THE PROBLEM: Pull out every line in the data that has the string "JSON" in it.

MATERIAL SUPPLIED:
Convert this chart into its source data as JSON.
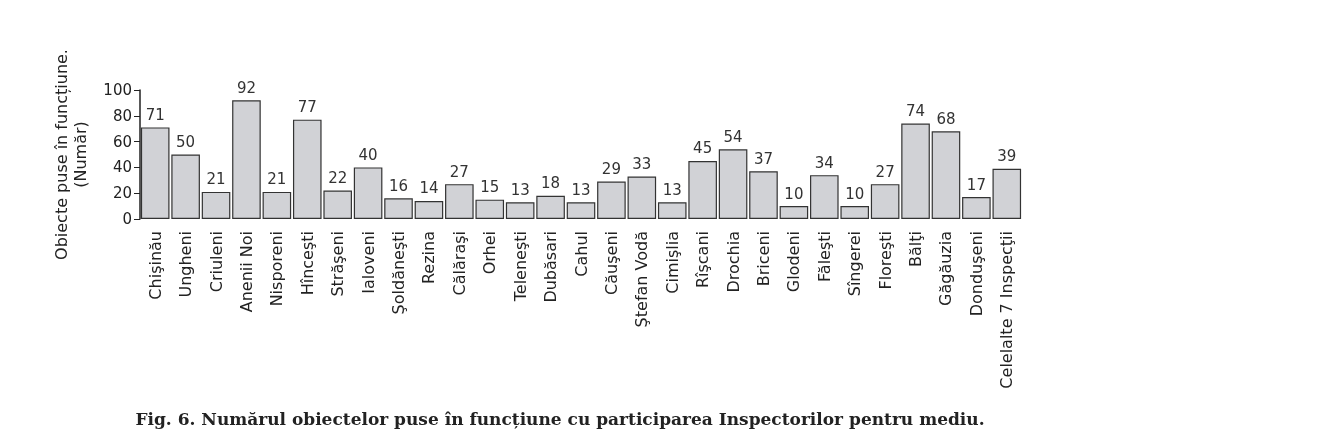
{
  "chart_data": {
    "type": "bar",
    "title": "Fig. 6. Numărul obiectelor puse în funcțiune cu participarea Inspectorilor pentru mediu.",
    "ylabel": "Obiecte puse în funcțiune.\n(Număr)",
    "categories": [
      "Chişinău",
      "Ungheni",
      "Criuleni",
      "Anenii Noi",
      "Nisporeni",
      "Hînceşti",
      "Străşeni",
      "Ialoveni",
      "Şoldăneşti",
      "Rezina",
      "Călăraşi",
      "Orhei",
      "Teleneşti",
      "Dubăsari",
      "Cahul",
      "Căuşeni",
      "Ştefan Vodă",
      "Cimişlia",
      "Rîşcani",
      "Drochia",
      "Briceni",
      "Glodeni",
      "Făleşti",
      "Sîngerei",
      "Floreşti",
      "Bălţi",
      "Găgăuzia",
      "Donduşeni",
      "Celelalte 7 Inspecţii"
    ],
    "values": [
      71,
      50,
      21,
      92,
      21,
      77,
      22,
      40,
      16,
      14,
      27,
      15,
      13,
      18,
      13,
      29,
      33,
      13,
      45,
      54,
      37,
      10,
      34,
      10,
      27,
      74,
      68,
      17,
      39
    ],
    "color": "#d1d2d6",
    "ylim": [
      0,
      100
    ],
    "yticks": [
      0,
      20,
      40,
      60,
      80,
      100
    ],
    "grid": false,
    "data_labels": true
  }
}
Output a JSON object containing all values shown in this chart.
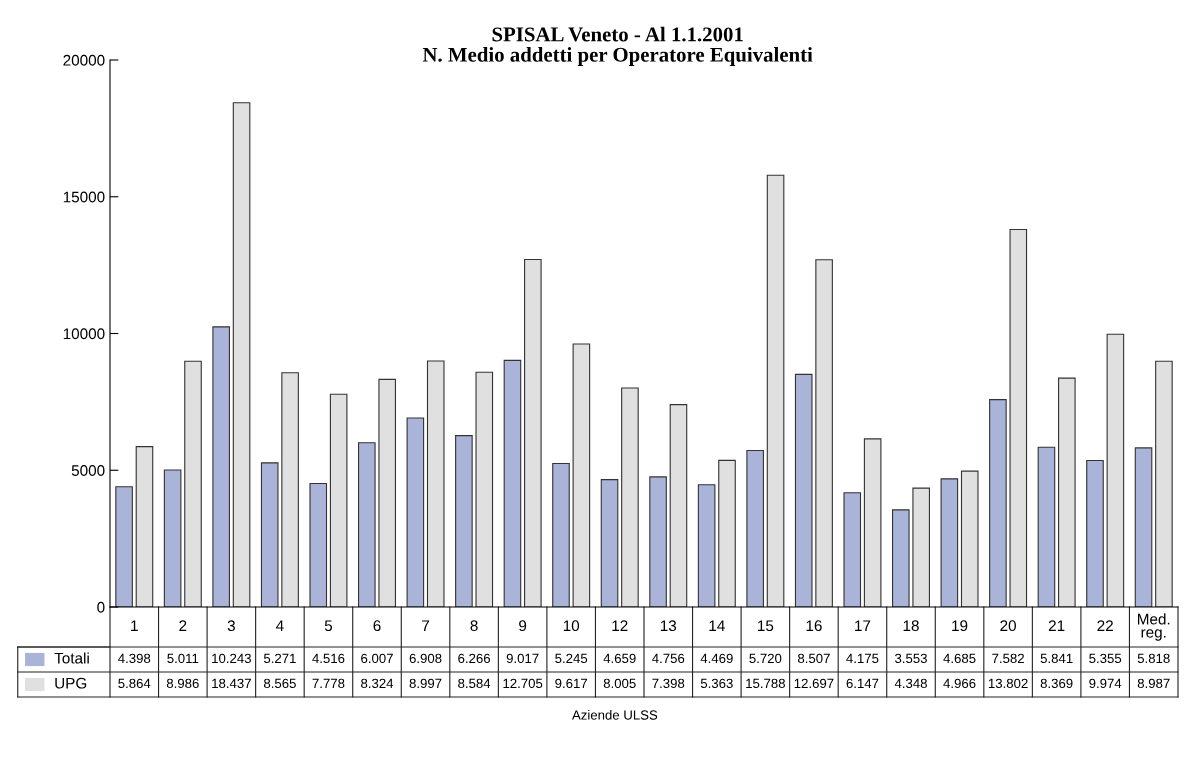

TASK OUTPUT:
Convert this chart into its source data as JSON.
Output a JSON object containing all values shown in this chart.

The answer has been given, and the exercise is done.